• GIVEN REQUEST: Edit the records, starting at the line that has "reference-arrow-up bbox=[275, 74, 286, 90]" and stopping after the line that has "switch-theme-button[interactable]: ⌃ 切换主题": replace "bbox" with "box" and leave everything else unchanged. Return only those edited lines.
******
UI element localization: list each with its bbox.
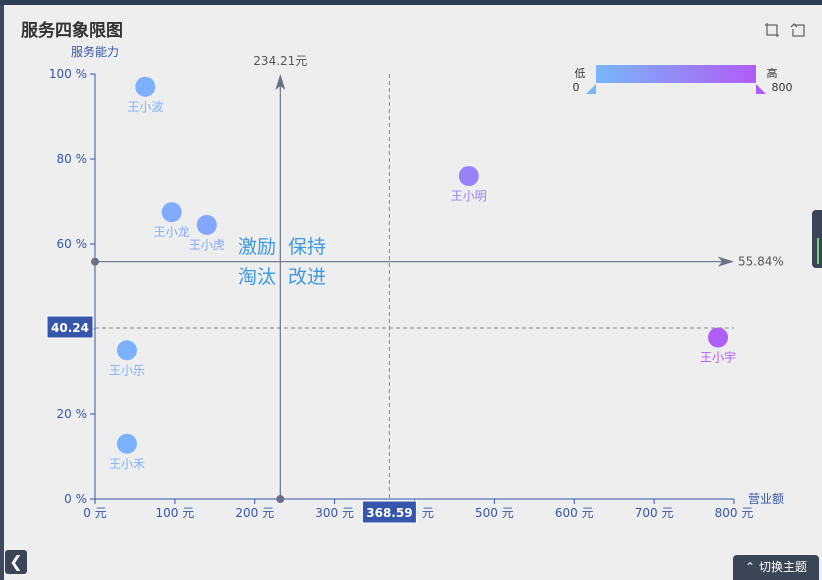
reference-arrow-up bbox=[275, 74, 286, 90]
x-tick-label: 0 元 bbox=[83, 506, 106, 520]
y-tick-label: 0 % bbox=[64, 492, 87, 506]
chart-title: 服务四象限图 bbox=[21, 21, 123, 41]
crosshair-y-value: 40.24 bbox=[51, 321, 89, 335]
data-point-label: 王小宇 bbox=[700, 351, 736, 365]
switch-theme-button[interactable]: ⌃ 切换主题 bbox=[733, 555, 819, 580]
x-tick-label: 600 元 bbox=[555, 506, 594, 520]
x-tick-label: 300 元 bbox=[315, 506, 354, 520]
data-point bbox=[161, 202, 182, 223]
x-tick-label: 800 元 bbox=[715, 506, 754, 520]
data-point-label: 王小虎 bbox=[189, 238, 225, 252]
data-point bbox=[135, 76, 156, 97]
x-tick-label: 100 元 bbox=[156, 506, 195, 520]
crosshair-y-badge bbox=[46, 315, 94, 339]
chevron-up-icon: ⌃ bbox=[744, 560, 756, 574]
reference-label-vertical: 234.21元 bbox=[253, 54, 307, 68]
quadrant-label: 保持 bbox=[288, 236, 326, 258]
visual-map-min-label: 0 bbox=[573, 81, 580, 94]
data-point bbox=[196, 214, 217, 235]
data-point bbox=[708, 327, 729, 348]
reference-start-dot-vertical bbox=[276, 495, 285, 503]
x-tick-label: 700 元 bbox=[635, 506, 674, 520]
y-tick-label: 100 % bbox=[49, 67, 87, 81]
chevron-left-icon: ❮ bbox=[9, 552, 23, 571]
visual-map-handle-max bbox=[756, 84, 766, 94]
data-point-label: 王小禾 bbox=[109, 457, 145, 471]
y-axis-title: 服务能力 bbox=[71, 44, 119, 59]
data-point-label: 王小龙 bbox=[154, 225, 190, 239]
x-tick-label: 200 元 bbox=[235, 506, 274, 520]
switch-theme-label: 切换主题 bbox=[759, 560, 808, 574]
y-tick-label: 60 % bbox=[57, 237, 88, 251]
visual-map-bar bbox=[596, 65, 756, 83]
data-point bbox=[116, 340, 137, 361]
reference-arrow-right bbox=[718, 256, 734, 267]
top-bar bbox=[0, 0, 822, 5]
visual-map-handle-min bbox=[586, 84, 596, 94]
reference-label-horizontal: 55.84% bbox=[738, 255, 784, 269]
data-point-label: 王小波 bbox=[127, 100, 163, 114]
crosshair-x-value: 368.59 bbox=[366, 506, 412, 520]
y-tick-label: 20 % bbox=[57, 407, 88, 421]
quadrant-label: 激励 bbox=[238, 236, 276, 258]
side-panel-handle[interactable] bbox=[812, 210, 822, 268]
crosshair-x-badge bbox=[361, 500, 417, 524]
quadrant-label: 改进 bbox=[288, 266, 326, 288]
zoom-select-icon[interactable] bbox=[764, 22, 780, 38]
x-axis-title: 营业额 bbox=[748, 492, 784, 506]
left-bar bbox=[0, 5, 4, 580]
y-tick-label: 80 % bbox=[57, 152, 88, 166]
data-point bbox=[116, 433, 137, 454]
visual-map-low-text: 低 bbox=[575, 67, 586, 80]
x-tick-label: 500 元 bbox=[475, 506, 514, 520]
quadrant-label: 淘汰 bbox=[238, 266, 276, 288]
reference-start-dot-horizontal bbox=[91, 257, 99, 266]
zoom-reset-icon[interactable] bbox=[790, 22, 806, 38]
visual-map-high-text: 高 bbox=[767, 66, 778, 80]
data-point-label: 王小乐 bbox=[109, 363, 145, 377]
visual-map-max-label: 800 bbox=[772, 81, 793, 94]
data-point bbox=[458, 166, 479, 186]
back-button[interactable]: ❮ bbox=[5, 550, 27, 574]
data-point-label: 王小明 bbox=[451, 189, 487, 203]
******
• EXPECTED ANSWER:
reference-arrow-up box=[275, 74, 286, 90]
x-tick-label: 0 元 box=[83, 506, 106, 520]
y-tick-label: 0 % box=[64, 492, 87, 506]
chart-title: 服务四象限图 box=[21, 21, 123, 41]
crosshair-y-value: 40.24 box=[51, 321, 89, 335]
data-point-label: 王小宇 box=[700, 351, 736, 365]
switch-theme-button[interactable]: ⌃ 切换主题 box=[733, 555, 819, 580]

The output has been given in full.